▸ OBJECTIVE: Every entry must be copied word for word.

···

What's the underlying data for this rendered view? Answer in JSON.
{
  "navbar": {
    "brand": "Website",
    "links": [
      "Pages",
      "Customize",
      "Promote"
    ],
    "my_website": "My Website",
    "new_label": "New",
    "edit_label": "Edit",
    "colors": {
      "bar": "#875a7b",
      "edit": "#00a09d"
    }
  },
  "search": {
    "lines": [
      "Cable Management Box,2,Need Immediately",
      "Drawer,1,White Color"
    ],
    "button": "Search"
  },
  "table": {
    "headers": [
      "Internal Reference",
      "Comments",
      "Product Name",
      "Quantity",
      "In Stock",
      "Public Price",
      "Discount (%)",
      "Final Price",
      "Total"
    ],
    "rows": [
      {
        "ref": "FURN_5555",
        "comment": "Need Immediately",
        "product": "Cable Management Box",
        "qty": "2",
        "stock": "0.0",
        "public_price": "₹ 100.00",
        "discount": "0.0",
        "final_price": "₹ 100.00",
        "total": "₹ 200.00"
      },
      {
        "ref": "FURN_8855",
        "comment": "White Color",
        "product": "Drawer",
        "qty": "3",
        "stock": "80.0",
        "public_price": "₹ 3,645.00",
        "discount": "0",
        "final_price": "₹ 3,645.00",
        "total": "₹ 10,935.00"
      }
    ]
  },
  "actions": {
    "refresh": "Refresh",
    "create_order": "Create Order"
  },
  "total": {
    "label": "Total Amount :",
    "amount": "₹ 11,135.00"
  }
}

···

▸ SOLVED PROBLEM:
What's the underlying data for this rendered view? Answer in JSON.
{
  "navbar": {
    "brand": "Website",
    "links": [
      "Pages",
      "Customize",
      "Promote"
    ],
    "my_website": "My Website",
    "new_label": "New",
    "edit_label": "Edit",
    "colors": {
      "bar": "#875a7b",
      "edit": "#00a09d"
    }
  },
  "search": {
    "lines": [
      "Cable Management Box,2,Need Immediately",
      "Drawer,1,White Color"
    ],
    "button": "Search"
  },
  "table": {
    "headers": [
      "Internal Reference",
      "Comments",
      "Product Name",
      "Quantity",
      "In Stock",
      "Public Price",
      "Discount (%)",
      "Final Price",
      "Total"
    ],
    "rows": [
      {
        "ref": "FURN_5555",
        "comment": "Need Immediately",
        "product": "Cable Management Box",
        "qty": "2",
        "stock": "0.0",
        "public_price": "₹ 100.00",
        "discount": "0.0",
        "final_price": "₹ 100.00",
        "total": "₹ 200.00"
      },
      {
        "ref": "FURN_8855",
        "comment": "White Color",
        "product": "Drawer",
        "qty": "3",
        "stock": "80.0",
        "public_price": "₹ 3,645.00",
        "discount": "0",
        "final_price": "₹ 3,645.00",
        "total": "₹ 10,935.00"
      }
    ]
  },
  "actions": {
    "refresh": "Refresh",
    "create_order": "Create Order"
  },
  "total": {
    "label": "Total Amount :",
    "amount": "₹ 11,135.00"
  }
}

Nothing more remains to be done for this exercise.